▶ Data to use

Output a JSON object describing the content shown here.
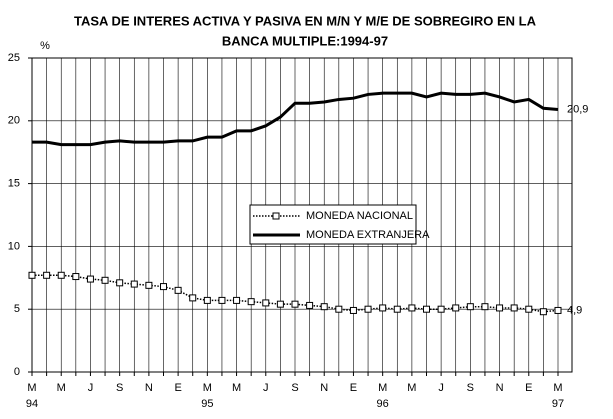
{
  "chart_data": {
    "type": "line",
    "title": [
      "TASA DE INTERES ACTIVA Y PASIVA EN M/N Y M/E DE SOBREGIRO EN LA",
      "BANCA MULTIPLE:1994-97"
    ],
    "y_label": "%",
    "categories": [
      "M",
      null,
      "M",
      null,
      "J",
      null,
      "S",
      null,
      "N",
      null,
      "E",
      null,
      "M",
      null,
      "M",
      null,
      "J",
      null,
      "S",
      null,
      "N",
      null,
      "E",
      null,
      "M",
      null,
      "M",
      null,
      "J",
      null,
      "S",
      null,
      "N",
      null,
      "E",
      null,
      "M"
    ],
    "year_labels": [
      "94",
      null,
      null,
      null,
      null,
      null,
      null,
      null,
      null,
      null,
      null,
      null,
      "95",
      null,
      null,
      null,
      null,
      null,
      null,
      null,
      null,
      null,
      null,
      null,
      "96",
      null,
      null,
      null,
      null,
      null,
      null,
      null,
      null,
      null,
      null,
      null,
      "97"
    ],
    "series": [
      {
        "name": "MONEDA NACIONAL",
        "color": "#000000",
        "marker": "square",
        "values": [
          7.7,
          7.7,
          7.7,
          7.6,
          7.4,
          7.3,
          7.1,
          7.0,
          6.9,
          6.8,
          6.5,
          5.9,
          5.7,
          5.7,
          5.7,
          5.6,
          5.5,
          5.4,
          5.4,
          5.3,
          5.2,
          5.0,
          4.9,
          5.0,
          5.1,
          5.0,
          5.1,
          5.0,
          5.0,
          5.1,
          5.2,
          5.2,
          5.1,
          5.1,
          5.0,
          4.8,
          4.9
        ],
        "value_labels": [
          null,
          null,
          null,
          null,
          null,
          null,
          null,
          null,
          null,
          null,
          null,
          null,
          null,
          null,
          null,
          null,
          null,
          null,
          null,
          null,
          null,
          null,
          null,
          null,
          null,
          null,
          null,
          null,
          null,
          null,
          null,
          null,
          null,
          null,
          null,
          null,
          "4,9"
        ]
      },
      {
        "name": "MONEDA EXTRANJERA",
        "color": "#000000",
        "marker": "none",
        "values": [
          18.3,
          18.3,
          18.1,
          18.1,
          18.1,
          18.3,
          18.4,
          18.3,
          18.3,
          18.3,
          18.4,
          18.4,
          18.7,
          18.7,
          19.2,
          19.2,
          19.6,
          20.3,
          21.4,
          21.4,
          21.5,
          21.7,
          21.8,
          22.1,
          22.2,
          22.2,
          22.2,
          21.9,
          22.2,
          22.1,
          22.1,
          22.2,
          21.9,
          21.5,
          21.7,
          21.0,
          20.9
        ],
        "value_labels": [
          null,
          null,
          null,
          null,
          null,
          null,
          null,
          null,
          null,
          null,
          null,
          null,
          null,
          null,
          null,
          null,
          null,
          null,
          null,
          null,
          null,
          null,
          null,
          null,
          null,
          null,
          null,
          null,
          null,
          null,
          null,
          null,
          null,
          null,
          null,
          null,
          "20,9"
        ]
      }
    ],
    "ylim": [
      0,
      25
    ],
    "yticks": [
      0,
      5,
      10,
      15,
      20,
      25
    ],
    "grid": true
  }
}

▶ Task instructions
Reproduce every record word for word. The copy must contain no pictures.

▶ Task output
Output a JSON object describing the content shown here.
{
  "chart_data": {
    "type": "line",
    "title": [
      "TASA DE INTERES ACTIVA Y PASIVA EN M/N Y M/E DE SOBREGIRO EN LA",
      "BANCA MULTIPLE:1994-97"
    ],
    "y_label": "%",
    "categories": [
      "M",
      null,
      "M",
      null,
      "J",
      null,
      "S",
      null,
      "N",
      null,
      "E",
      null,
      "M",
      null,
      "M",
      null,
      "J",
      null,
      "S",
      null,
      "N",
      null,
      "E",
      null,
      "M",
      null,
      "M",
      null,
      "J",
      null,
      "S",
      null,
      "N",
      null,
      "E",
      null,
      "M"
    ],
    "year_labels": [
      "94",
      null,
      null,
      null,
      null,
      null,
      null,
      null,
      null,
      null,
      null,
      null,
      "95",
      null,
      null,
      null,
      null,
      null,
      null,
      null,
      null,
      null,
      null,
      null,
      "96",
      null,
      null,
      null,
      null,
      null,
      null,
      null,
      null,
      null,
      null,
      null,
      "97"
    ],
    "series": [
      {
        "name": "MONEDA NACIONAL",
        "color": "#000000",
        "marker": "square",
        "values": [
          7.7,
          7.7,
          7.7,
          7.6,
          7.4,
          7.3,
          7.1,
          7.0,
          6.9,
          6.8,
          6.5,
          5.9,
          5.7,
          5.7,
          5.7,
          5.6,
          5.5,
          5.4,
          5.4,
          5.3,
          5.2,
          5.0,
          4.9,
          5.0,
          5.1,
          5.0,
          5.1,
          5.0,
          5.0,
          5.1,
          5.2,
          5.2,
          5.1,
          5.1,
          5.0,
          4.8,
          4.9
        ],
        "value_labels": [
          null,
          null,
          null,
          null,
          null,
          null,
          null,
          null,
          null,
          null,
          null,
          null,
          null,
          null,
          null,
          null,
          null,
          null,
          null,
          null,
          null,
          null,
          null,
          null,
          null,
          null,
          null,
          null,
          null,
          null,
          null,
          null,
          null,
          null,
          null,
          null,
          "4,9"
        ]
      },
      {
        "name": "MONEDA EXTRANJERA",
        "color": "#000000",
        "marker": "none",
        "values": [
          18.3,
          18.3,
          18.1,
          18.1,
          18.1,
          18.3,
          18.4,
          18.3,
          18.3,
          18.3,
          18.4,
          18.4,
          18.7,
          18.7,
          19.2,
          19.2,
          19.6,
          20.3,
          21.4,
          21.4,
          21.5,
          21.7,
          21.8,
          22.1,
          22.2,
          22.2,
          22.2,
          21.9,
          22.2,
          22.1,
          22.1,
          22.2,
          21.9,
          21.5,
          21.7,
          21.0,
          20.9
        ],
        "value_labels": [
          null,
          null,
          null,
          null,
          null,
          null,
          null,
          null,
          null,
          null,
          null,
          null,
          null,
          null,
          null,
          null,
          null,
          null,
          null,
          null,
          null,
          null,
          null,
          null,
          null,
          null,
          null,
          null,
          null,
          null,
          null,
          null,
          null,
          null,
          null,
          null,
          "20,9"
        ]
      }
    ],
    "ylim": [
      0,
      25
    ],
    "yticks": [
      0,
      5,
      10,
      15,
      20,
      25
    ],
    "grid": true
  }
}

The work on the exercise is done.